- **Work instructions**: Where a line holds the word "Itália", copy that line.

- **Records to use**:
☆ ☆ ☆ ☆ ☆ ☆ ☆
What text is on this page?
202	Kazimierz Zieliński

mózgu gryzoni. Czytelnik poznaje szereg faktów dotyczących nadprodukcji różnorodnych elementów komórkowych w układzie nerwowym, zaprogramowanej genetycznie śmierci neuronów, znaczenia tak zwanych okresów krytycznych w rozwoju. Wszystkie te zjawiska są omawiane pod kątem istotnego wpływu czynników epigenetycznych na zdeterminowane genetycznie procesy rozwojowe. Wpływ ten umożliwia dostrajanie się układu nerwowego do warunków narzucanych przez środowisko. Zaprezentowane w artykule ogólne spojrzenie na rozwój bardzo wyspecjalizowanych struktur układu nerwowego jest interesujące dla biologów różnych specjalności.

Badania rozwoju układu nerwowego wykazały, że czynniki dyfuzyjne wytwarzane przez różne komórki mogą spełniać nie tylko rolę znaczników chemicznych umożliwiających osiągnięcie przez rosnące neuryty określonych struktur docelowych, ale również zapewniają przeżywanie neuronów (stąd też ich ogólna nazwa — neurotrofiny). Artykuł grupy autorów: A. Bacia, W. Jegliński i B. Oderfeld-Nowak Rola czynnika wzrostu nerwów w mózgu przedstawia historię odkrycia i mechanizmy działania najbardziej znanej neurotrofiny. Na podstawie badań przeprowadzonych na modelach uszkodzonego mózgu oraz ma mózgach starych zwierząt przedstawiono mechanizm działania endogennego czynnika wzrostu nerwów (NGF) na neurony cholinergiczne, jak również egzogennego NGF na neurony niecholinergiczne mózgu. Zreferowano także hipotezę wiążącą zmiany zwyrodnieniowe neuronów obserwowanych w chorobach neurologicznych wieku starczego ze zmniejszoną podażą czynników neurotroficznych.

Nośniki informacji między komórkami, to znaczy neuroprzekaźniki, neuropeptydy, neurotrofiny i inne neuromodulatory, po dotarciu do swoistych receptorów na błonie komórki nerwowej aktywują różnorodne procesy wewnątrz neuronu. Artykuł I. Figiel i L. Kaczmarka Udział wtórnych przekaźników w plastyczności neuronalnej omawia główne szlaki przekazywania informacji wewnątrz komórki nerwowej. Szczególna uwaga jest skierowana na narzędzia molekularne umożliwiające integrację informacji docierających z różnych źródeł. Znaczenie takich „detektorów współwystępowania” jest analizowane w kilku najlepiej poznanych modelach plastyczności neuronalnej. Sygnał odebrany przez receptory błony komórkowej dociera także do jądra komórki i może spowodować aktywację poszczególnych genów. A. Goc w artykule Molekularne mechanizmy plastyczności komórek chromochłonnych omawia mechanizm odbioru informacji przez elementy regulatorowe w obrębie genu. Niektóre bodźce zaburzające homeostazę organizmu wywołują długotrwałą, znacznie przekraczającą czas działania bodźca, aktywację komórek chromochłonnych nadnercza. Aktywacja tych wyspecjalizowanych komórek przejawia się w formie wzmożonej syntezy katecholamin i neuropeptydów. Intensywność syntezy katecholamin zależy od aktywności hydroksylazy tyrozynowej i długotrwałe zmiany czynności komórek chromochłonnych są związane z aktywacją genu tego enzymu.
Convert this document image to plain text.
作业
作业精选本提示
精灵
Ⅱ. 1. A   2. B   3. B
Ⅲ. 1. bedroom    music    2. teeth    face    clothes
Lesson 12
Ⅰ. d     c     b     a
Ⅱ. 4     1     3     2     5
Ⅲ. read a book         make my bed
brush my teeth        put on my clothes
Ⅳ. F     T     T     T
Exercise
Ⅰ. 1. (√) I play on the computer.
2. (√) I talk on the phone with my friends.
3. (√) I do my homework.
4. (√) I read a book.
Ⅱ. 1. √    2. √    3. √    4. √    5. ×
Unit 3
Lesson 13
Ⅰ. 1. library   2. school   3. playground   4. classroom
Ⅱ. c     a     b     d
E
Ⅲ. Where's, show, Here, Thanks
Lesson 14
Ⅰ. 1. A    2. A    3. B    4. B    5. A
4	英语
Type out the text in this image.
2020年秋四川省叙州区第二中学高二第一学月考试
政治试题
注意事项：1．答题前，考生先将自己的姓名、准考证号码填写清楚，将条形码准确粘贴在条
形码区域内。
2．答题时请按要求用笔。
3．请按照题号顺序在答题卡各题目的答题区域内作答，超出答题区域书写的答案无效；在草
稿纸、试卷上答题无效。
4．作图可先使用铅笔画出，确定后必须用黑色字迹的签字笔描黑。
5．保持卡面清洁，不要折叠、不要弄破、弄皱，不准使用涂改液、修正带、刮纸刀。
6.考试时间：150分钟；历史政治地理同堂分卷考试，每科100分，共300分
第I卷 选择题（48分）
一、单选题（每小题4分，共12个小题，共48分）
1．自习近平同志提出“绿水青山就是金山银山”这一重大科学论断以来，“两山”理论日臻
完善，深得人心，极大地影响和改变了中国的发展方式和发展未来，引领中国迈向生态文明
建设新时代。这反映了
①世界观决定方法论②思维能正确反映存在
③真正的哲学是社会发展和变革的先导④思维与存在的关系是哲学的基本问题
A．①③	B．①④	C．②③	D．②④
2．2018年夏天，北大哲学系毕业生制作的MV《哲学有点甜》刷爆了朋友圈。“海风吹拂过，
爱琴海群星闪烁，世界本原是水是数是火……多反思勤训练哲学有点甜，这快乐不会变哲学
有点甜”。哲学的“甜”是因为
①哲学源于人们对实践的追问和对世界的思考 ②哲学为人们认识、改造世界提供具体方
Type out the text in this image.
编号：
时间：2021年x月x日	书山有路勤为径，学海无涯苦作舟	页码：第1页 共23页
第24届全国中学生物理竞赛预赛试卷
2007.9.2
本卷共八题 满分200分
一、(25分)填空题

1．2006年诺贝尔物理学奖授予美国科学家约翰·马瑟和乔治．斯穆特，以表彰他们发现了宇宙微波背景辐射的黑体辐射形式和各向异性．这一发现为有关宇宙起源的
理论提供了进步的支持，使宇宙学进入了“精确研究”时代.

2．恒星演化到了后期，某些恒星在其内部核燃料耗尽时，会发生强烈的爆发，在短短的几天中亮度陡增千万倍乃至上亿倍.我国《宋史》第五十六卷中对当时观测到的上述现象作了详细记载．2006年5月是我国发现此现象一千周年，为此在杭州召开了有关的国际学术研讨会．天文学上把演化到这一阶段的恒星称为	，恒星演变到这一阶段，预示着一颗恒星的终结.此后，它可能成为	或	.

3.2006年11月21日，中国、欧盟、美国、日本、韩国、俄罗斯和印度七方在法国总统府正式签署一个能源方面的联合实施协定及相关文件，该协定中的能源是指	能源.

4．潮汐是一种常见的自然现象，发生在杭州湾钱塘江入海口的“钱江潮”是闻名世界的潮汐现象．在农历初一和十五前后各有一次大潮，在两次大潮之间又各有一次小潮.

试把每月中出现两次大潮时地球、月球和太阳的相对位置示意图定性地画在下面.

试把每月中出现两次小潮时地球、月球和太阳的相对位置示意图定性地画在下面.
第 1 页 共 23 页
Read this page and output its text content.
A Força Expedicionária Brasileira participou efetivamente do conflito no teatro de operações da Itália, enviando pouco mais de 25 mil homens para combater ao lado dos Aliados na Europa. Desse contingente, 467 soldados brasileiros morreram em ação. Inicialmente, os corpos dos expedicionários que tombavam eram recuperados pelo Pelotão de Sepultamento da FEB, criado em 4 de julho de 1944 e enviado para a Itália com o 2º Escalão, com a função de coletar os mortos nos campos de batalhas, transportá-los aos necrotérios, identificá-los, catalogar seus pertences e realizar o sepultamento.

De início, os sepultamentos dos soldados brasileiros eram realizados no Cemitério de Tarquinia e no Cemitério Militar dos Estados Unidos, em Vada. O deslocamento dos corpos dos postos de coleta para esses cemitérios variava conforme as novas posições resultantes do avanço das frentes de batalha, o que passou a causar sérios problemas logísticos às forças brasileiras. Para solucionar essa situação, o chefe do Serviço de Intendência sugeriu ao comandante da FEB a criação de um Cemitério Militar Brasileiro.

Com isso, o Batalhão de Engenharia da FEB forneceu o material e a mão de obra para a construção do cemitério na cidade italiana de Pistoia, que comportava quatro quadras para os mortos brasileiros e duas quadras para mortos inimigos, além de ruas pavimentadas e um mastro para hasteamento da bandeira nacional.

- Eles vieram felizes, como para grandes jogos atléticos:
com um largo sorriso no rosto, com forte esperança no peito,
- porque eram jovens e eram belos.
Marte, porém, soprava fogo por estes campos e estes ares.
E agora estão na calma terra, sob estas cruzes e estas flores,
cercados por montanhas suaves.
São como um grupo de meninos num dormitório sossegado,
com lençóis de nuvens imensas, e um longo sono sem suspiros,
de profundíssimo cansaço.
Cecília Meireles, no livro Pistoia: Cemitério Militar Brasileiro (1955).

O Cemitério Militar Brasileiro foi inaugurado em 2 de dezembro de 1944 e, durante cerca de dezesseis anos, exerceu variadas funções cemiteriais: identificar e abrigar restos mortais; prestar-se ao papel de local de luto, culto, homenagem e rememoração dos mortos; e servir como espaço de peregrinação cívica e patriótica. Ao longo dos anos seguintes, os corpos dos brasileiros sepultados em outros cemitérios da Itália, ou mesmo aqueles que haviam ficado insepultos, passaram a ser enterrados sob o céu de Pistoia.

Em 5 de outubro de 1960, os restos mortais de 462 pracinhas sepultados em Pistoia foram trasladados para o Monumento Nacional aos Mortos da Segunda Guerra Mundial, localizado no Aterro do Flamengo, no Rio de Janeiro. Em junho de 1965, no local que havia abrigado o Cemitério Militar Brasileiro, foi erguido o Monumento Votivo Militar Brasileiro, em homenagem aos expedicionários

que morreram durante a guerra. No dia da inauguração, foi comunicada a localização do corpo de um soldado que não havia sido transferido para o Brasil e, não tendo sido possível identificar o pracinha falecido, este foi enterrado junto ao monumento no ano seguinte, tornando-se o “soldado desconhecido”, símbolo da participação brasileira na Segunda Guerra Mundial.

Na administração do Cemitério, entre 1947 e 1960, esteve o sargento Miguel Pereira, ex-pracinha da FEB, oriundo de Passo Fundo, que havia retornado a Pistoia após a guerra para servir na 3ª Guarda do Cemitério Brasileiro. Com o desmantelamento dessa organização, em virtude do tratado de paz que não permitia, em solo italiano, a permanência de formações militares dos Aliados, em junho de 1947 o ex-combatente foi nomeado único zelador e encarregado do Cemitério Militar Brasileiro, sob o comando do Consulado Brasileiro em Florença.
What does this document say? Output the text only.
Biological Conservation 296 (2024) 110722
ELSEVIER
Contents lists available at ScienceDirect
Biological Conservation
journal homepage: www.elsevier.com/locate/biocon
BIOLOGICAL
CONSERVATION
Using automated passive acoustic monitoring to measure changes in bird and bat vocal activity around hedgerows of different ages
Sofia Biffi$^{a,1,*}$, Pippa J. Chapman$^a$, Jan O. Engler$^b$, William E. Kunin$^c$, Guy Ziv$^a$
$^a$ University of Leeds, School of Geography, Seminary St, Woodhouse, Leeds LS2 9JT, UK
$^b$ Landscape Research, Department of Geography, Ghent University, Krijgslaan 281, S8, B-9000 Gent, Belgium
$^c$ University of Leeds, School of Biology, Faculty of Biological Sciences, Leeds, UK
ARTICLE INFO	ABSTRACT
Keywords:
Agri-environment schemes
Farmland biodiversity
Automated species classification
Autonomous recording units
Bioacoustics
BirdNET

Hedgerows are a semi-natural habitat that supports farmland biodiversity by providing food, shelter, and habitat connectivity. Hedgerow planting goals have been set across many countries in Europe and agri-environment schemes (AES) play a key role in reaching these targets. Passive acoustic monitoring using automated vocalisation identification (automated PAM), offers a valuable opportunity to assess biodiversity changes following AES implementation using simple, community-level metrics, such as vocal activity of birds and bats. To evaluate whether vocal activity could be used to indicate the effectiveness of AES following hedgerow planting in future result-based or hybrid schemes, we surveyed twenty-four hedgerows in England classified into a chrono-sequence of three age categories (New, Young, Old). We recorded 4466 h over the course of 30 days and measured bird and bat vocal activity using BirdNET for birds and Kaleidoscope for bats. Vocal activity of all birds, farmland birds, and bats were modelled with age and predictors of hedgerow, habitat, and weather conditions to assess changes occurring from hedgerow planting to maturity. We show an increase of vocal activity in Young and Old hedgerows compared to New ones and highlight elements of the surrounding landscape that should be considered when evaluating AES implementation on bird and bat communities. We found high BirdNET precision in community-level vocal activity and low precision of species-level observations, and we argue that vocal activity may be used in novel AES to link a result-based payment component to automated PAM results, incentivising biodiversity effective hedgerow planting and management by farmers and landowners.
☆ ☆ ☆ ☆ ☆ ☆ ☆
- **Expected answer**:
A Força Expedicionária Brasileira participou efetivamente do conflito no teatro de operações da Itália, enviando pouco mais de 25 mil homens para combater ao lado dos Aliados na Europa. Desse contingente, 467 soldados brasileiros morreram em ação. Inicialmente, os corpos dos expedicionários que tombavam eram recuperados pelo Pelotão de Sepultamento da FEB, criado em 4 de julho de 1944 e enviado para a Itália com o 2º Escalão, com a função de coletar os mortos nos campos de batalhas, transportá-los aos necrotérios, identificá-los, catalogar seus pertences e realizar o sepultamento.
O Cemitério Militar Brasileiro foi inaugurado em 2 de dezembro de 1944 e, durante cerca de dezesseis anos, exerceu variadas funções cemiteriais: identificar e abrigar restos mortais; prestar-se ao papel de local de luto, culto, homenagem e rememoração dos mortos; e servir como espaço de peregrinação cívica e patriótica. Ao longo dos anos seguintes, os corpos dos brasileiros sepultados em outros cemitérios da Itália, ou mesmo aqueles que haviam ficado insepultos, passaram a ser enterrados sob o céu de Pistoia.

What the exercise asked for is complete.